> _What you will do_:
Counting only lines that hold "Average", give the total and nothing more.

Figure dataset records:
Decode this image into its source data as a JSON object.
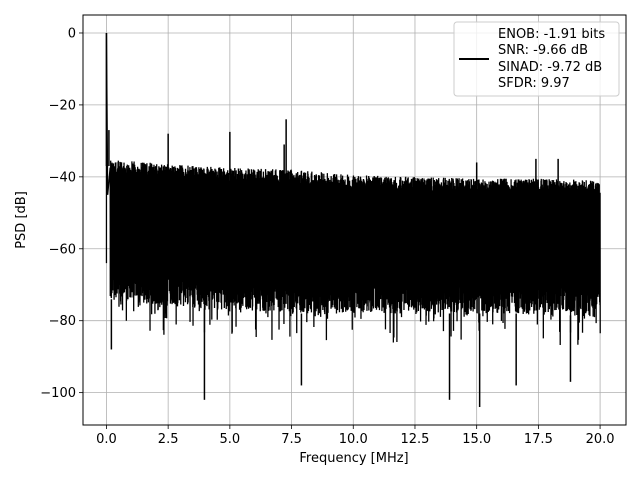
{
  "chart_data": {
    "type": "line",
    "title": "",
    "xlabel": "Frequency [MHz]",
    "ylabel": "PSD [dB]",
    "xlim": [
      -0.95,
      21.05
    ],
    "ylim": [
      -109,
      5
    ],
    "grid": true,
    "xticks": [
      0,
      2.5,
      5,
      7.5,
      10,
      12.5,
      15,
      17.5,
      20
    ],
    "xtick_labels": [
      "0.0",
      "2.5",
      "5.0",
      "7.5",
      "10.0",
      "12.5",
      "15.0",
      "17.5",
      "20.0"
    ],
    "yticks": [
      0,
      -20,
      -40,
      -60,
      -80,
      -100
    ],
    "ytick_labels": [
      "0",
      "−20",
      "−40",
      "−60",
      "−80",
      "−100"
    ],
    "legend": {
      "placement": "top-right",
      "entries": [
        "ENOB: -1.91 bits",
        "SNR: -9.66 dB",
        "SINAD: -9.72 dB",
        "SFDR: 9.97"
      ]
    },
    "series": [
      {
        "color": "#000000",
        "noise_floor": {
          "x": [
            0.15,
            2.5,
            5.0,
            7.5,
            10.0,
            12.5,
            15.0,
            17.5,
            20.0
          ],
          "top": [
            -35,
            -36.5,
            -37.5,
            -38,
            -39.5,
            -40,
            -40.5,
            -40.5,
            -41
          ],
          "bottom": [
            -80,
            -82,
            -83,
            -84,
            -84,
            -84,
            -84,
            -84,
            -85
          ]
        },
        "peaks": [
          {
            "x": 0.0,
            "y": 0
          },
          {
            "x": 0.1,
            "y": -27
          },
          {
            "x": 2.5,
            "y": -28
          },
          {
            "x": 5.0,
            "y": -27.5
          },
          {
            "x": 7.28,
            "y": -24
          },
          {
            "x": 7.2,
            "y": -31
          },
          {
            "x": 15.0,
            "y": -36
          },
          {
            "x": 17.4,
            "y": -35
          },
          {
            "x": 18.3,
            "y": -35
          }
        ],
        "dips": [
          {
            "x": 0.2,
            "y": -88
          },
          {
            "x": 3.97,
            "y": -102
          },
          {
            "x": 7.9,
            "y": -98
          },
          {
            "x": 13.9,
            "y": -102
          },
          {
            "x": 15.12,
            "y": -104
          },
          {
            "x": 16.6,
            "y": -98
          },
          {
            "x": 18.8,
            "y": -97
          }
        ]
      }
    ]
  }
}
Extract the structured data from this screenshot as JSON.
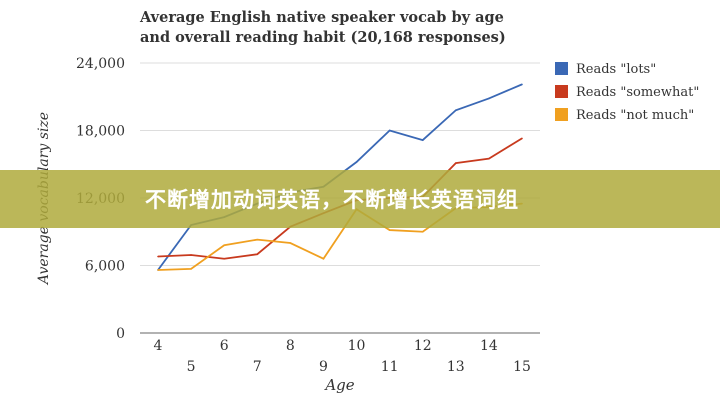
{
  "chart_data": {
    "type": "line",
    "title_lines": [
      "Average English native speaker vocab by age",
      "and overall reading habit (20,168 responses)"
    ],
    "xlabel": "Age",
    "ylabel": "Average vocabulary size",
    "x": [
      4,
      5,
      6,
      7,
      8,
      9,
      10,
      11,
      12,
      13,
      14,
      15
    ],
    "ylim": [
      0,
      24000
    ],
    "yticks": [
      0,
      6000,
      12000,
      18000,
      24000
    ],
    "ytick_labels": [
      "0",
      "6,000",
      "12,000",
      "18,000",
      "24,000"
    ],
    "grid": true,
    "legend": "right",
    "series": [
      {
        "name": "Reads \"lots\"",
        "color": "#3a68b5",
        "values": [
          5600,
          9600,
          10300,
          11500,
          12500,
          13000,
          15200,
          18000,
          17150,
          19800,
          20850,
          22100
        ]
      },
      {
        "name": "Reads \"somewhat\"",
        "color": "#c83a1e",
        "values": [
          6800,
          6930,
          6600,
          7000,
          9450,
          10650,
          11800,
          12000,
          12100,
          15100,
          15500,
          17300
        ]
      },
      {
        "name": "Reads \"not much\"",
        "color": "#f0a020",
        "values": [
          5600,
          5700,
          7800,
          8300,
          8000,
          6600,
          11000,
          9150,
          9000,
          11100,
          11200,
          11500
        ]
      }
    ]
  },
  "banner": {
    "text": "不断增加动词英语，不断增长英语词组",
    "color": "#afaa3c"
  }
}
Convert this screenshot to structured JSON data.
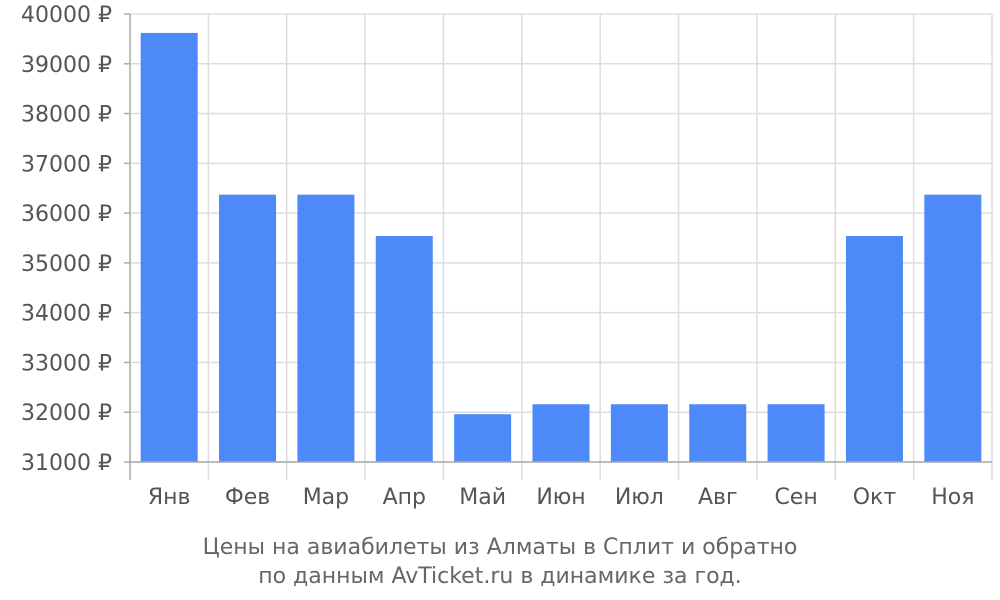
{
  "chart_data": {
    "type": "bar",
    "categories": [
      "Янв",
      "Фев",
      "Мар",
      "Апр",
      "Май",
      "Июн",
      "Июл",
      "Авг",
      "Сен",
      "Окт",
      "Ноя"
    ],
    "values": [
      39620,
      36370,
      36370,
      35540,
      31960,
      32160,
      32160,
      32160,
      32160,
      35540,
      36370
    ],
    "ylim": [
      31000,
      40000
    ],
    "yticks": [
      31000,
      32000,
      33000,
      34000,
      35000,
      36000,
      37000,
      38000,
      39000,
      40000
    ],
    "tick_suffix": " ₽",
    "grid": true,
    "bar_color": "#4d89f9",
    "grid_color": "#dddddd",
    "axis_color": "#aaaaaa"
  },
  "caption": {
    "line1": "Цены на авиабилеты из Алматы в Сплит и обратно",
    "line2": "по данным AvTicket.ru в динамике за год."
  }
}
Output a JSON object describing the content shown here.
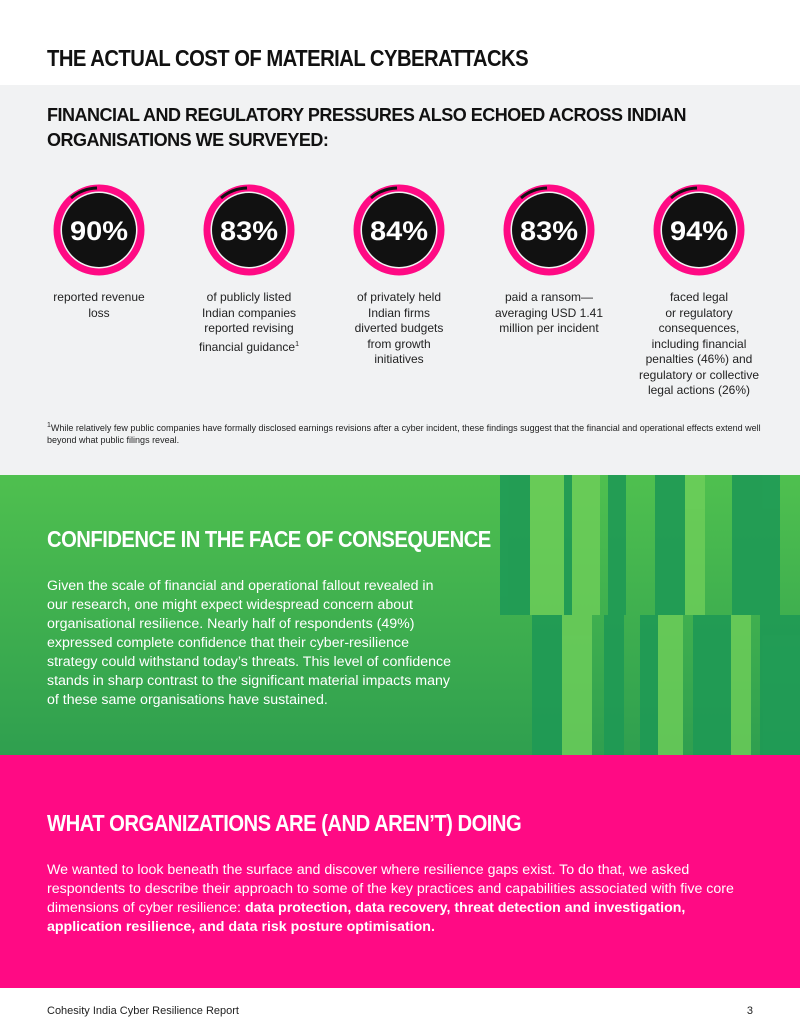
{
  "header": {
    "title": "THE ACTUAL COST OF MATERIAL CYBERATTACKS"
  },
  "stats_section": {
    "subtitle": "FINANCIAL AND REGULATORY PRESSURES ALSO ECHOED ACROSS INDIAN ORGANISATIONS WE SURVEYED:",
    "stats": [
      {
        "value": "90%",
        "lines": [
          "reported revenue",
          "loss"
        ]
      },
      {
        "value": "83%",
        "lines": [
          "of publicly listed",
          "Indian companies",
          "reported revising",
          "financial guidance"
        ],
        "footnote_mark": "1"
      },
      {
        "value": "84%",
        "lines": [
          "of privately held",
          "Indian firms",
          "diverted budgets",
          "from growth",
          "initiatives"
        ]
      },
      {
        "value": "83%",
        "lines": [
          "paid a ransom—",
          "averaging USD 1.41",
          "million per incident"
        ]
      },
      {
        "value": "94%",
        "lines": [
          "faced legal",
          "or regulatory",
          "consequences,",
          "including financial",
          "penalties (46%) and",
          "regulatory or collective",
          "legal actions (26%)"
        ]
      }
    ],
    "footnote": {
      "mark": "1",
      "text": "While relatively few public companies have formally disclosed earnings revisions after a cyber incident, these findings suggest that the financial and operational effects extend well beyond what public filings reveal."
    }
  },
  "confidence_section": {
    "heading": "CONFIDENCE IN THE FACE OF CONSEQUENCE",
    "body": "Given the scale of financial and operational fallout revealed in our research, one might expect widespread concern about organisational resilience. Nearly half of respondents (49%) expressed complete confidence that their cyber-resilience strategy could withstand today’s threats. This level of confidence stands in sharp contrast to the significant material impacts many of these same organisations have sustained."
  },
  "doing_section": {
    "heading": "WHAT ORGANIZATIONS ARE (AND AREN’T) DOING",
    "body": "We wanted to look beneath the surface and discover where resilience gaps exist. To do that, we asked respondents to describe their approach to some of the key practices and capabilities associated with five core dimensions of cyber resilience: ",
    "body_bold": "data protection, data recovery, threat detection and investigation, application resilience, and data risk posture optimisation."
  },
  "footer": {
    "report": "Cohesity India Cyber Resilience Report",
    "page": "3"
  }
}
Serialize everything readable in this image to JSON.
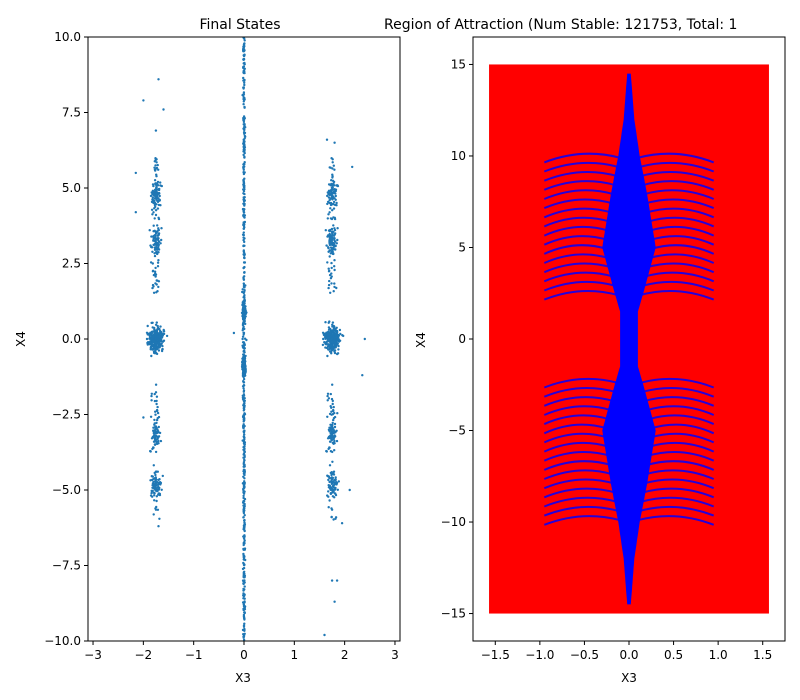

> _Response below_:
2